**TASKS TO COMPLETE**.
1. In the QIR Runtime overview, which package manager does prerequisites.ps1 rely on for macOS?
2. Summarize the QIR Runtime overview in two sentences.
3. Print the passage of the QIR Runtime overview from "The QirRuntime project" up to and including "brew package manager.".

___ EXTRACTED TEXT

This folder contains the Quantum Intermediate Representation (QIR) Runtime project. The QIR is a subset of the LLVM Intermediate Representation. The QIR runtime includes an implementation of the QIR specification and the bridge to run QIR against the native full state simulator.

  • public folder contains the public headers
  • lib folder contains the implementation of the runtime and the simulators.
  • unittests folder contains tests for the runtime
  • Externals folder contains external dependencies. We'll strive to keep those minimal.

Build

Prerequisites

The QirRuntime project is using CMake (3.17) + Ninja(1.10.0) + Clang++(11.0.0). Other versions of the tools might work but haven't been tested. Only x64 architecture is supported.
For running the PowerShell scripts below use PowerShell Core or PowerShell 7+ (pwsh), not the inbox PowerShell.

To install prerequisite tools for building the QIR runtime, you can set the ENABLE_QIRRUNTIME environment variable to the string "true" and run prerequisites.ps1, or manually install pre-reqs with the steps listed below. Note that on Windows, this script relies on the Chocolatey package manager, while on macOS, prerequisites.ps1 relies on the brew package manager.

Windows pre-reqs

  1. Install Clang 13, Ninja and CMake from the public distros.

______
___ MATERIAL SHOWN

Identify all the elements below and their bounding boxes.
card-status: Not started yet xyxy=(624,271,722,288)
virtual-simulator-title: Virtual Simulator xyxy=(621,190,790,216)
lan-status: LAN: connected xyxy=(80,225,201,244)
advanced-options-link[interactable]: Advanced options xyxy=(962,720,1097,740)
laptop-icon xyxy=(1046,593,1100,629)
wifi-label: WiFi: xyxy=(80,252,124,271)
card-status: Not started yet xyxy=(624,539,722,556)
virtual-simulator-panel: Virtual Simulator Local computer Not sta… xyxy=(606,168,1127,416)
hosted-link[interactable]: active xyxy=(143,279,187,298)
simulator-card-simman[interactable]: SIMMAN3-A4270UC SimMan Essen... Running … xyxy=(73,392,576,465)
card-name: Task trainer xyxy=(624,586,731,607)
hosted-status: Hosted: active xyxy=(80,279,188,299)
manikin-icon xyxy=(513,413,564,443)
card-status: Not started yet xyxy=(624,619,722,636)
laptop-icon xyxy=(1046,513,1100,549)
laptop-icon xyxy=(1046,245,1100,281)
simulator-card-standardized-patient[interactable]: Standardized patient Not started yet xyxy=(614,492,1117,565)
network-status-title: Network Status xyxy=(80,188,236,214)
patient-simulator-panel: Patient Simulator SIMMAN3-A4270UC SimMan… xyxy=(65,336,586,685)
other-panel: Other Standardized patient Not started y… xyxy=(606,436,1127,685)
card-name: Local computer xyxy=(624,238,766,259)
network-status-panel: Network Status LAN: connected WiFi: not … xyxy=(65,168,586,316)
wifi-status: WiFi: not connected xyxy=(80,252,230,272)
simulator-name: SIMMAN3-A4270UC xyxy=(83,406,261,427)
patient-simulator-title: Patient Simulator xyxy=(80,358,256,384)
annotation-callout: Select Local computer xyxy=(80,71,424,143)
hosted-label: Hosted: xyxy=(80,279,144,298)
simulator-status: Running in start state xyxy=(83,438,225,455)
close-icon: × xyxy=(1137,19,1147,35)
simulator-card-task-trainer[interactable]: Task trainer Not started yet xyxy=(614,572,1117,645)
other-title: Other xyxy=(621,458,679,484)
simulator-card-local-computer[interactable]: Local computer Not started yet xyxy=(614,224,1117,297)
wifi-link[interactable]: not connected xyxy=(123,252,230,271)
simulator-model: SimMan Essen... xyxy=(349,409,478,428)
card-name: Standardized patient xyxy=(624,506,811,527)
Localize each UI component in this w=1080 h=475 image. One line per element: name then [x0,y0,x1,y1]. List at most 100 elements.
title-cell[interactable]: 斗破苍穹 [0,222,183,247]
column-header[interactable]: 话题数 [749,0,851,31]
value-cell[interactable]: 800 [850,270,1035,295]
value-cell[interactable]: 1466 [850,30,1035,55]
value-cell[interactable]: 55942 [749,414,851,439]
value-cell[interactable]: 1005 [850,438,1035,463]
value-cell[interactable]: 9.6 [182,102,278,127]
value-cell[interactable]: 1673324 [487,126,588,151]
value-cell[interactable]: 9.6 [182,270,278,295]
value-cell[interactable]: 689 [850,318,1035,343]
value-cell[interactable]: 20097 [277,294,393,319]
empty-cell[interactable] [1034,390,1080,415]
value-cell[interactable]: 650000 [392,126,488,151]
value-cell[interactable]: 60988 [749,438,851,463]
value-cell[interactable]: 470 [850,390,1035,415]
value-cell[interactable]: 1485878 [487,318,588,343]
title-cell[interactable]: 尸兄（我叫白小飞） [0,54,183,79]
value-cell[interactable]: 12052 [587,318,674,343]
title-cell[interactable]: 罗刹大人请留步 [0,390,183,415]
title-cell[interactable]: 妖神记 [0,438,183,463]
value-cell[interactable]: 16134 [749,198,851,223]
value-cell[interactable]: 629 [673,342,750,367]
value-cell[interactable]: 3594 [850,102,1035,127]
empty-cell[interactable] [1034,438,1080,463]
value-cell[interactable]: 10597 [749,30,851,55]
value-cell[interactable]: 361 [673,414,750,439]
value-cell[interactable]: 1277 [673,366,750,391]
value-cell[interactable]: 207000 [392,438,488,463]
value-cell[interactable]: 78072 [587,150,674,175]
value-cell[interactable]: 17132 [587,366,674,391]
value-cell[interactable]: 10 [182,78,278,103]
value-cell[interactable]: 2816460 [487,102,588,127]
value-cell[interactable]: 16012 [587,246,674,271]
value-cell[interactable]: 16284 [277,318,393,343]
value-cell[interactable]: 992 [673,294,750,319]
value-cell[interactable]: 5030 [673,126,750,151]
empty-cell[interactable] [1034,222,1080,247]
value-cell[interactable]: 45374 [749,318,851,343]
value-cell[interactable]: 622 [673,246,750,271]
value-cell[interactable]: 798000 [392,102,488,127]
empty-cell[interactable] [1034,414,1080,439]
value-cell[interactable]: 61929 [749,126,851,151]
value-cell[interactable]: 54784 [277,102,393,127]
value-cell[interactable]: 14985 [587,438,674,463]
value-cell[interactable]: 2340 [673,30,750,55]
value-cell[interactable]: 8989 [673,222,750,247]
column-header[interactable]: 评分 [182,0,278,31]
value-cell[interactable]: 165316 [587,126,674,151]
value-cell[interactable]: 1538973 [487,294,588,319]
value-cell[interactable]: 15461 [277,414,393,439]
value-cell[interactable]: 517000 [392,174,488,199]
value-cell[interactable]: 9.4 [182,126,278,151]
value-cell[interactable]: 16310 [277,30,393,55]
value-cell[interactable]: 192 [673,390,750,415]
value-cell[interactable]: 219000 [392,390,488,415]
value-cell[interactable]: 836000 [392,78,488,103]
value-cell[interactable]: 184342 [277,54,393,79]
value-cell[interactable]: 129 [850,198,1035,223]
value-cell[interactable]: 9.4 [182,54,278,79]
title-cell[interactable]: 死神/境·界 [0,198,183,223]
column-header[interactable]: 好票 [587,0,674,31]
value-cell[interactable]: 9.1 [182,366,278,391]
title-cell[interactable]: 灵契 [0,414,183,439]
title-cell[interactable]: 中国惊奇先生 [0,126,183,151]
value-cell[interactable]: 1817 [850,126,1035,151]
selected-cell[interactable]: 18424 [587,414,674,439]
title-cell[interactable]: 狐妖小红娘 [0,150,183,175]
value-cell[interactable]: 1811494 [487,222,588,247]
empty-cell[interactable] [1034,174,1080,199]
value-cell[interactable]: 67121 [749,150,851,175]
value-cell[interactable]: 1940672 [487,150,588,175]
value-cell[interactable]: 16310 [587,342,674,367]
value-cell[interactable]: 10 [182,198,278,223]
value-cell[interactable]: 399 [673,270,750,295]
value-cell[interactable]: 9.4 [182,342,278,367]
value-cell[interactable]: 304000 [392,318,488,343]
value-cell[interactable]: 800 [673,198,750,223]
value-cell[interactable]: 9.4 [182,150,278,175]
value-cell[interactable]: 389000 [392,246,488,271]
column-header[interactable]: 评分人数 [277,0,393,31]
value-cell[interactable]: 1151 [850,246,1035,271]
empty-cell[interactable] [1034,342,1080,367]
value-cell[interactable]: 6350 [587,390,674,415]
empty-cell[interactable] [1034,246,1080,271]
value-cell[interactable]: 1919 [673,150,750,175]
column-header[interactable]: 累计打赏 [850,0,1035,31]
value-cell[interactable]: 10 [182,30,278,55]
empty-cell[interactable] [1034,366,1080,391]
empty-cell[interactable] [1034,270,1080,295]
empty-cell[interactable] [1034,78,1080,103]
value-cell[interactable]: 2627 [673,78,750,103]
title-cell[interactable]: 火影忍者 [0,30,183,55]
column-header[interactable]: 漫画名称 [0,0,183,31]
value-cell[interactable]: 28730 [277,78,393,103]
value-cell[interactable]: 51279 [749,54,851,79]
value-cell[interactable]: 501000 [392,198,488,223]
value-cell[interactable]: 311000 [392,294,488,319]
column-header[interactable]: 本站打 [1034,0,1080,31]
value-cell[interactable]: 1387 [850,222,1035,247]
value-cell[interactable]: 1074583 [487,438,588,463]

______

**ANSWERS FOR THIS EXERCISE**.
1. The brew package manager.

2. The QIR Runtime project implements the QIR specification, a subset of the LLVM Intermediate Representation, and provides the bridge to run QIR against the native full state simulator, with public headers, implementation, unit tests, and external dependencies kept in separate folders. Building it requires CMake, Ninja, and Clang++ on x64 only, and the prerequisite tools can be installed manually or by setting ENABLE_QIRRUNTIME to "true" and running prerequisites.ps1 under PowerShell Core or PowerShell 7+.

3.
The QirRuntime project is using CMake (3.17) + Ninja(1.10.0) + Clang++(11.0.0). Other versions of the tools might work but haven't been tested. Only x64 architecture is supported.
For running the PowerShell scripts below use PowerShell Core or PowerShell 7+ (pwsh), not the inbox PowerShell.

To install prerequisite tools for building the QIR runtime, you can set the ENABLE_QIRRUNTIME environment variable to the string "true" and run prerequisites.ps1, or manually install pre-reqs with the steps listed below. Note that on Windows, this script relies on the Chocolatey package manager, while on macOS, prerequisites.ps1 relies on the brew package manager.